Figure data in JSON:
>> Begin

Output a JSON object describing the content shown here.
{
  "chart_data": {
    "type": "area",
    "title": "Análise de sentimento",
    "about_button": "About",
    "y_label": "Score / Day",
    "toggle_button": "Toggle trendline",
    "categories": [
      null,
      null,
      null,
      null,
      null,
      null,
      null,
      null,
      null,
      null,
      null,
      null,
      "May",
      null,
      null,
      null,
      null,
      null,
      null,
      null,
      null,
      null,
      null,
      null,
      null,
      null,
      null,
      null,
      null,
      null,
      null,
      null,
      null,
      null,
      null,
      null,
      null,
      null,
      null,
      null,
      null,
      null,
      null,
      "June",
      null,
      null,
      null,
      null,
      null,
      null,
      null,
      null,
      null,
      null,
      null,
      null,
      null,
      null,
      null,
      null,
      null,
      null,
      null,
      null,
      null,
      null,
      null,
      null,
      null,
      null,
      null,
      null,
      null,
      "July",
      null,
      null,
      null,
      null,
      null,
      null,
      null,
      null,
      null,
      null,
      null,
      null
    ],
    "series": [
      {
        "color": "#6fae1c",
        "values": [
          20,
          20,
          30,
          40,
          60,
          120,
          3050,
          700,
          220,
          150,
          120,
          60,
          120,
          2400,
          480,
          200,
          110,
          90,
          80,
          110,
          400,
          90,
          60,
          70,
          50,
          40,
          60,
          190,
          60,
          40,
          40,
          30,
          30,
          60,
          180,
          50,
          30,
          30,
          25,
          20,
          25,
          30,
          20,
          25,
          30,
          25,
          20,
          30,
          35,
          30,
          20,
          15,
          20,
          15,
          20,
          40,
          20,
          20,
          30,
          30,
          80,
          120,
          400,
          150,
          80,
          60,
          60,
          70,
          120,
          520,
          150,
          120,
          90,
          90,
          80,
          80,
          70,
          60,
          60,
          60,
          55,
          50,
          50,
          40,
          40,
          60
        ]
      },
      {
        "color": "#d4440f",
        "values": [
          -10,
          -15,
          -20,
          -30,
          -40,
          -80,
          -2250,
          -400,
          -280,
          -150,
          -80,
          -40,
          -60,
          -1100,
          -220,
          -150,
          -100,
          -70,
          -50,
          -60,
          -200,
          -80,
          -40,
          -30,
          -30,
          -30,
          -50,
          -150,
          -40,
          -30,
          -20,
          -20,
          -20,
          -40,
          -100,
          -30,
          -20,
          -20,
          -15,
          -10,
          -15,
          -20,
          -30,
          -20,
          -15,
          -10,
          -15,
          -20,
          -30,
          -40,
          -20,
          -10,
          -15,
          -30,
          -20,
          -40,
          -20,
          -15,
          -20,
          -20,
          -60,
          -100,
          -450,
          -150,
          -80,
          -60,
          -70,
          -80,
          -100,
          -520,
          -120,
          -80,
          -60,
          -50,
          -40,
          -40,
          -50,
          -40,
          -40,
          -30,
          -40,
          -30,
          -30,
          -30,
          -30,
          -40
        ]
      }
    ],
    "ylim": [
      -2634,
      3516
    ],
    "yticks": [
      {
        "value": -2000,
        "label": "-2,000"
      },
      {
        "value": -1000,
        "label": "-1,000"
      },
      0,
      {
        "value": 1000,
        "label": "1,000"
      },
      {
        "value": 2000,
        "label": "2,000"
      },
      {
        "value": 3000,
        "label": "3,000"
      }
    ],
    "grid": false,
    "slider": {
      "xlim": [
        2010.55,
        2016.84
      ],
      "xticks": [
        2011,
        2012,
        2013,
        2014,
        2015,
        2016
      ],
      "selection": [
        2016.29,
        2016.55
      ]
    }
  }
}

>> End

* [DIRECTIONS]: Each line of the listing should be echoed back exactly.

* [CORRECT RESPONSE]:
Output a JSON object describing the content shown here.
{
  "chart_data": {
    "type": "area",
    "title": "Análise de sentimento",
    "about_button": "About",
    "y_label": "Score / Day",
    "toggle_button": "Toggle trendline",
    "categories": [
      null,
      null,
      null,
      null,
      null,
      null,
      null,
      null,
      null,
      null,
      null,
      null,
      "May",
      null,
      null,
      null,
      null,
      null,
      null,
      null,
      null,
      null,
      null,
      null,
      null,
      null,
      null,
      null,
      null,
      null,
      null,
      null,
      null,
      null,
      null,
      null,
      null,
      null,
      null,
      null,
      null,
      null,
      null,
      "June",
      null,
      null,
      null,
      null,
      null,
      null,
      null,
      null,
      null,
      null,
      null,
      null,
      null,
      null,
      null,
      null,
      null,
      null,
      null,
      null,
      null,
      null,
      null,
      null,
      null,
      null,
      null,
      null,
      null,
      "July",
      null,
      null,
      null,
      null,
      null,
      null,
      null,
      null,
      null,
      null,
      null,
      null
    ],
    "series": [
      {
        "color": "#6fae1c",
        "values": [
          20,
          20,
          30,
          40,
          60,
          120,
          3050,
          700,
          220,
          150,
          120,
          60,
          120,
          2400,
          480,
          200,
          110,
          90,
          80,
          110,
          400,
          90,
          60,
          70,
          50,
          40,
          60,
          190,
          60,
          40,
          40,
          30,
          30,
          60,
          180,
          50,
          30,
          30,
          25,
          20,
          25,
          30,
          20,
          25,
          30,
          25,
          20,
          30,
          35,
          30,
          20,
          15,
          20,
          15,
          20,
          40,
          20,
          20,
          30,
          30,
          80,
          120,
          400,
          150,
          80,
          60,
          60,
          70,
          120,
          520,
          150,
          120,
          90,
          90,
          80,
          80,
          70,
          60,
          60,
          60,
          55,
          50,
          50,
          40,
          40,
          60
        ]
      },
      {
        "color": "#d4440f",
        "values": [
          -10,
          -15,
          -20,
          -30,
          -40,
          -80,
          -2250,
          -400,
          -280,
          -150,
          -80,
          -40,
          -60,
          -1100,
          -220,
          -150,
          -100,
          -70,
          -50,
          -60,
          -200,
          -80,
          -40,
          -30,
          -30,
          -30,
          -50,
          -150,
          -40,
          -30,
          -20,
          -20,
          -20,
          -40,
          -100,
          -30,
          -20,
          -20,
          -15,
          -10,
          -15,
          -20,
          -30,
          -20,
          -15,
          -10,
          -15,
          -20,
          -30,
          -40,
          -20,
          -10,
          -15,
          -30,
          -20,
          -40,
          -20,
          -15,
          -20,
          -20,
          -60,
          -100,
          -450,
          -150,
          -80,
          -60,
          -70,
          -80,
          -100,
          -520,
          -120,
          -80,
          -60,
          -50,
          -40,
          -40,
          -50,
          -40,
          -40,
          -30,
          -40,
          -30,
          -30,
          -30,
          -30,
          -40
        ]
      }
    ],
    "ylim": [
      -2634,
      3516
    ],
    "yticks": [
      {
        "value": -2000,
        "label": "-2,000"
      },
      {
        "value": -1000,
        "label": "-1,000"
      },
      0,
      {
        "value": 1000,
        "label": "1,000"
      },
      {
        "value": 2000,
        "label": "2,000"
      },
      {
        "value": 3000,
        "label": "3,000"
      }
    ],
    "grid": false,
    "slider": {
      "xlim": [
        2010.55,
        2016.84
      ],
      "xticks": [
        2011,
        2012,
        2013,
        2014,
        2015,
        2016
      ],
      "selection": [
        2016.29,
        2016.55
      ]
    }
  }
}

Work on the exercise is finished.